Rows from a dataset
BEGIN

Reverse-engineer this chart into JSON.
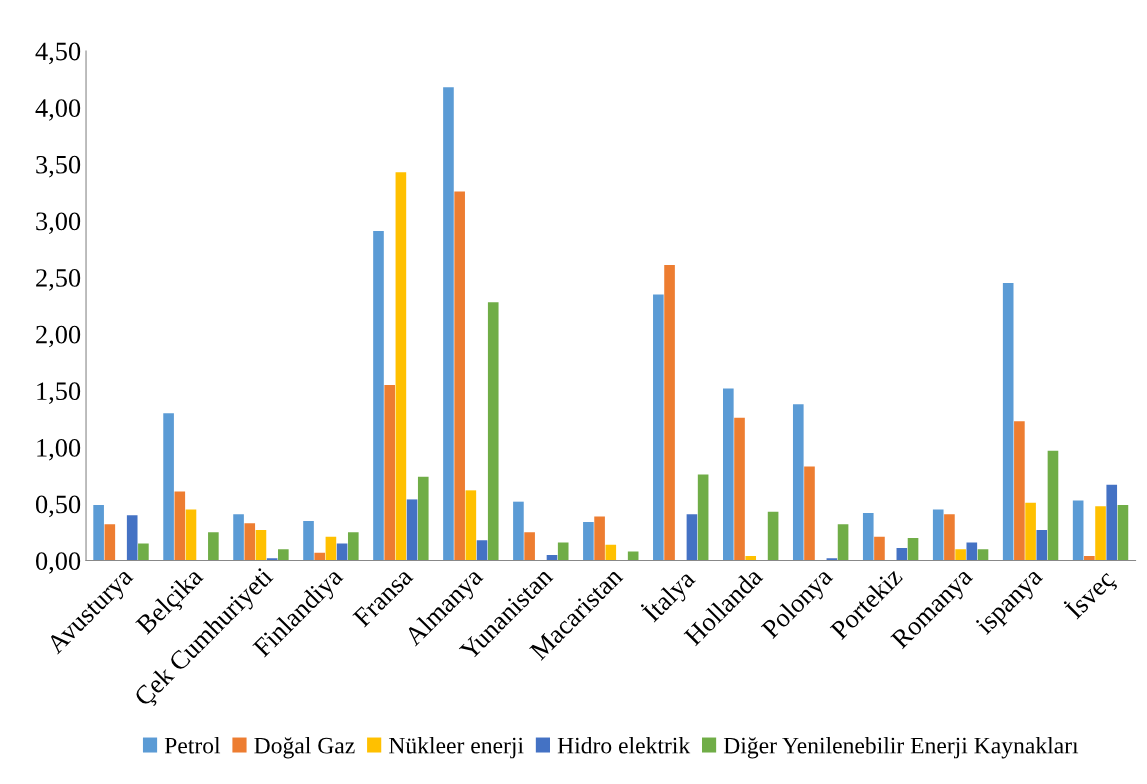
{
  "chart_data": {
    "type": "bar",
    "categories": [
      "Avusturya",
      "Belçika",
      "Çek Cumhuriyeti",
      "Finlandiya",
      "Fransa",
      "Almanya",
      "Yunanistan",
      "Macaristan",
      "İtalya",
      "Hollanda",
      "Polonya",
      "Portekiz",
      "Romanya",
      "ispanya",
      "İsveç"
    ],
    "series": [
      {
        "name": "Petrol",
        "color": "#5b9bd5",
        "values": [
          0.49,
          1.3,
          0.41,
          0.35,
          2.91,
          4.18,
          0.52,
          0.34,
          2.35,
          1.52,
          1.38,
          0.42,
          0.45,
          2.45,
          0.53
        ]
      },
      {
        "name": "Doğal Gaz",
        "color": "#ed7d31",
        "values": [
          0.32,
          0.61,
          0.33,
          0.07,
          1.55,
          3.26,
          0.25,
          0.39,
          2.61,
          1.26,
          0.83,
          0.21,
          0.41,
          1.23,
          0.04
        ]
      },
      {
        "name": "Nükleer enerji",
        "color": "#ffc000",
        "values": [
          0,
          0.45,
          0.27,
          0.21,
          3.43,
          0.62,
          0,
          0.14,
          0,
          0.04,
          0,
          0,
          0.1,
          0.51,
          0.48
        ]
      },
      {
        "name": "Hidro elektrik",
        "color": "#4472c4",
        "values": [
          0.4,
          0,
          0.02,
          0.15,
          0.54,
          0.18,
          0.05,
          0,
          0.41,
          0,
          0.02,
          0.11,
          0.16,
          0.27,
          0.67
        ]
      },
      {
        "name": "Diğer Yenilenebilir Enerji Kaynakları",
        "color": "#70ad47",
        "values": [
          0.15,
          0.25,
          0.1,
          0.25,
          0.74,
          2.28,
          0.16,
          0.08,
          0.76,
          0.43,
          0.32,
          0.2,
          0.1,
          0.97,
          0.49
        ]
      }
    ],
    "ylim": [
      0,
      4.5
    ],
    "yticks": [
      {
        "value": 0,
        "label": "0,00"
      },
      {
        "value": 0.5,
        "label": "0,50"
      },
      {
        "value": 1,
        "label": "1,00"
      },
      {
        "value": 1.5,
        "label": "1,50"
      },
      {
        "value": 2,
        "label": "2,00"
      },
      {
        "value": 2.5,
        "label": "2,50"
      },
      {
        "value": 3,
        "label": "3,00"
      },
      {
        "value": 3.5,
        "label": "3,50"
      },
      {
        "value": 4,
        "label": "4,00"
      },
      {
        "value": 4.5,
        "label": "4,50"
      }
    ],
    "grid": false,
    "legend": "bottom"
  }
}
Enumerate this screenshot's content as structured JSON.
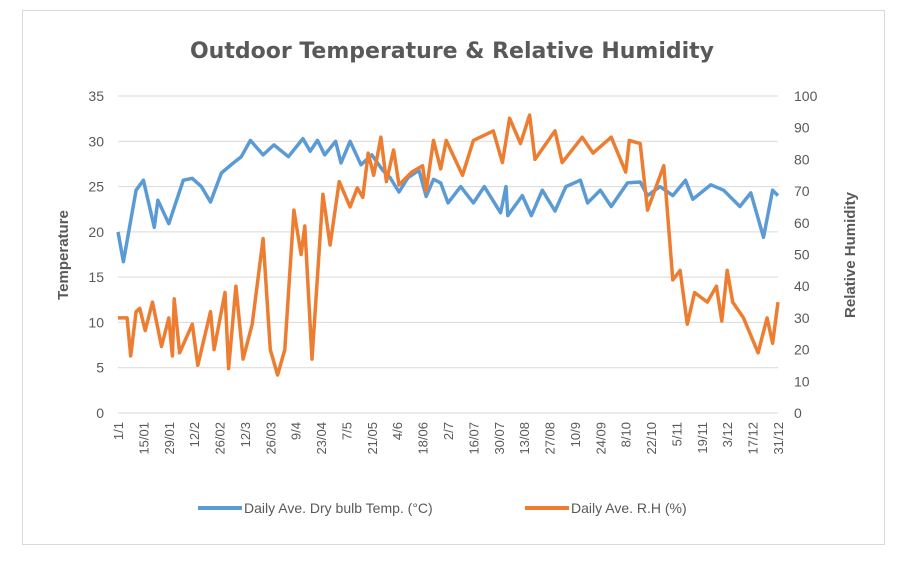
{
  "chart_data": {
    "type": "line",
    "title": "Outdoor Temperature & Relative Humidity",
    "xlabel": "",
    "ylabel": "Temperature",
    "y2label": "Relative Humidity",
    "ylim": [
      0,
      35
    ],
    "y2lim": [
      0,
      100
    ],
    "yticks": [
      0,
      5,
      10,
      15,
      20,
      25,
      30,
      35
    ],
    "y2ticks": [
      0,
      10,
      20,
      30,
      40,
      50,
      60,
      70,
      80,
      90,
      100
    ],
    "x_unit": "day of year (0 = 1/1)",
    "xlim": [
      0,
      364
    ],
    "categories": [
      "1/1",
      "15/01",
      "29/01",
      "12/2",
      "26/02",
      "12/3",
      "26/03",
      "9/4",
      "23/04",
      "7/5",
      "21/05",
      "4/6",
      "18/06",
      "2/7",
      "16/07",
      "30/07",
      "13/08",
      "27/08",
      "10/9",
      "24/09",
      "8/10",
      "22/10",
      "5/11",
      "19/11",
      "3/12",
      "17/12",
      "31/12"
    ],
    "category_step_days": 14,
    "grid": true,
    "legend_position": "bottom",
    "series": [
      {
        "name": "Daily Ave. Dry bulb Temp. (°C)",
        "axis": "left",
        "color": "#5B9BD5",
        "points": [
          [
            0,
            20
          ],
          [
            3,
            16.7
          ],
          [
            10,
            24.6
          ],
          [
            14,
            25.7
          ],
          [
            20,
            20.5
          ],
          [
            22,
            23.5
          ],
          [
            28,
            20.9
          ],
          [
            36,
            25.7
          ],
          [
            41,
            25.9
          ],
          [
            46,
            25
          ],
          [
            51,
            23.3
          ],
          [
            57,
            26.5
          ],
          [
            63,
            27.5
          ],
          [
            68,
            28.3
          ],
          [
            73,
            30.1
          ],
          [
            80,
            28.5
          ],
          [
            86,
            29.6
          ],
          [
            94,
            28.3
          ],
          [
            102,
            30.3
          ],
          [
            106,
            28.9
          ],
          [
            110,
            30.1
          ],
          [
            114,
            28.5
          ],
          [
            120,
            30
          ],
          [
            123,
            27.6
          ],
          [
            128,
            30
          ],
          [
            134,
            27.4
          ],
          [
            140,
            28.5
          ],
          [
            146,
            26.8
          ],
          [
            150,
            26
          ],
          [
            155,
            24.4
          ],
          [
            160,
            26
          ],
          [
            166,
            26.8
          ],
          [
            170,
            23.9
          ],
          [
            174,
            25.8
          ],
          [
            178,
            25.4
          ],
          [
            182,
            23.2
          ],
          [
            189,
            25
          ],
          [
            196,
            23.2
          ],
          [
            202,
            25
          ],
          [
            211,
            22.1
          ],
          [
            214,
            25
          ],
          [
            215,
            21.8
          ],
          [
            223,
            24
          ],
          [
            228,
            21.8
          ],
          [
            234,
            24.6
          ],
          [
            241,
            22.3
          ],
          [
            247,
            25
          ],
          [
            255,
            25.7
          ],
          [
            259,
            23.2
          ],
          [
            266,
            24.6
          ],
          [
            272,
            22.8
          ],
          [
            281,
            25.4
          ],
          [
            288,
            25.5
          ],
          [
            292,
            24
          ],
          [
            299,
            25
          ],
          [
            306,
            24
          ],
          [
            313,
            25.7
          ],
          [
            317,
            23.6
          ],
          [
            327,
            25.2
          ],
          [
            334,
            24.6
          ],
          [
            339,
            23.6
          ],
          [
            343,
            22.8
          ],
          [
            349,
            24.3
          ],
          [
            353,
            21.5
          ],
          [
            356,
            19.4
          ],
          [
            361,
            24.6
          ],
          [
            364,
            24
          ]
        ]
      },
      {
        "name": "Daily Ave. R.H (%)",
        "axis": "right",
        "color": "#ED7D31",
        "points": [
          [
            0,
            30
          ],
          [
            5,
            30
          ],
          [
            7,
            18
          ],
          [
            10,
            32
          ],
          [
            12,
            33
          ],
          [
            15,
            26
          ],
          [
            19,
            35
          ],
          [
            24,
            21
          ],
          [
            28,
            30
          ],
          [
            30,
            18
          ],
          [
            31,
            36
          ],
          [
            34,
            19
          ],
          [
            41,
            28
          ],
          [
            44,
            15
          ],
          [
            51,
            32
          ],
          [
            53,
            20
          ],
          [
            59,
            38
          ],
          [
            61,
            14
          ],
          [
            65,
            40
          ],
          [
            69,
            17
          ],
          [
            74,
            28
          ],
          [
            80,
            55
          ],
          [
            84,
            20
          ],
          [
            88,
            12
          ],
          [
            92,
            20
          ],
          [
            97,
            64
          ],
          [
            101,
            50
          ],
          [
            103,
            59
          ],
          [
            107,
            17
          ],
          [
            113,
            69
          ],
          [
            117,
            53
          ],
          [
            122,
            73
          ],
          [
            128,
            65
          ],
          [
            132,
            71
          ],
          [
            135,
            68
          ],
          [
            138,
            82
          ],
          [
            141,
            75
          ],
          [
            145,
            87
          ],
          [
            148,
            73
          ],
          [
            152,
            83
          ],
          [
            155,
            72
          ],
          [
            162,
            76
          ],
          [
            168,
            78
          ],
          [
            170,
            70
          ],
          [
            174,
            86
          ],
          [
            178,
            77
          ],
          [
            181,
            86
          ],
          [
            190,
            75
          ],
          [
            196,
            86
          ],
          [
            207,
            89
          ],
          [
            212,
            79
          ],
          [
            216,
            93
          ],
          [
            222,
            85
          ],
          [
            227,
            94
          ],
          [
            230,
            80
          ],
          [
            241,
            89
          ],
          [
            245,
            79
          ],
          [
            256,
            87
          ],
          [
            262,
            82
          ],
          [
            272,
            87
          ],
          [
            280,
            76
          ],
          [
            282,
            86
          ],
          [
            288,
            85
          ],
          [
            292,
            64
          ],
          [
            301,
            78
          ],
          [
            306,
            42
          ],
          [
            310,
            45
          ],
          [
            314,
            28
          ],
          [
            318,
            38
          ],
          [
            325,
            35
          ],
          [
            330,
            40
          ],
          [
            333,
            29
          ],
          [
            336,
            45
          ],
          [
            339,
            35
          ],
          [
            345,
            30
          ],
          [
            353,
            19
          ],
          [
            358,
            30
          ],
          [
            361,
            22
          ],
          [
            364,
            35
          ]
        ]
      }
    ]
  }
}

END

TASK DETAILS:
Answer with one number: how many lines of the entries above include the word "bottom".

FINAL RESULT:
2